## The task:
Lift out all lines below that contain "监护人员".

======== Input rows

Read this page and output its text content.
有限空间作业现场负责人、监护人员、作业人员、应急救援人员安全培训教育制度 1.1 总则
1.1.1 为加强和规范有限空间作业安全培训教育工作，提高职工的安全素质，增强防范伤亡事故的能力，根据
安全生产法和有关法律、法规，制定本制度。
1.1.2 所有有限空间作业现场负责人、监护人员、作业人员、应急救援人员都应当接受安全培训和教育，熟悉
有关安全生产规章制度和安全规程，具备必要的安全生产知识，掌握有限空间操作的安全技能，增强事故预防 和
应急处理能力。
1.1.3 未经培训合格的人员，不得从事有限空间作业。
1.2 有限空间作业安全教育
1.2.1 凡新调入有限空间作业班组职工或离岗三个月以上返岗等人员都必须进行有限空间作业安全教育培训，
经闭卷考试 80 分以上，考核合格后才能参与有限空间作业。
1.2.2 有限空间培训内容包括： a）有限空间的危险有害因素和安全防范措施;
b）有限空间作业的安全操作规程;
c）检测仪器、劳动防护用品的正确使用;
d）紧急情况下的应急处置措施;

================

## Exercise solution:
有限空间作业现场负责人、监护人员、作业人员、应急救援人员安全培训教育制度 1.1 总则
1.1.2 所有有限空间作业现场负责人、监护人员、作业人员、应急救援人员都应当接受安全培训和教育，熟悉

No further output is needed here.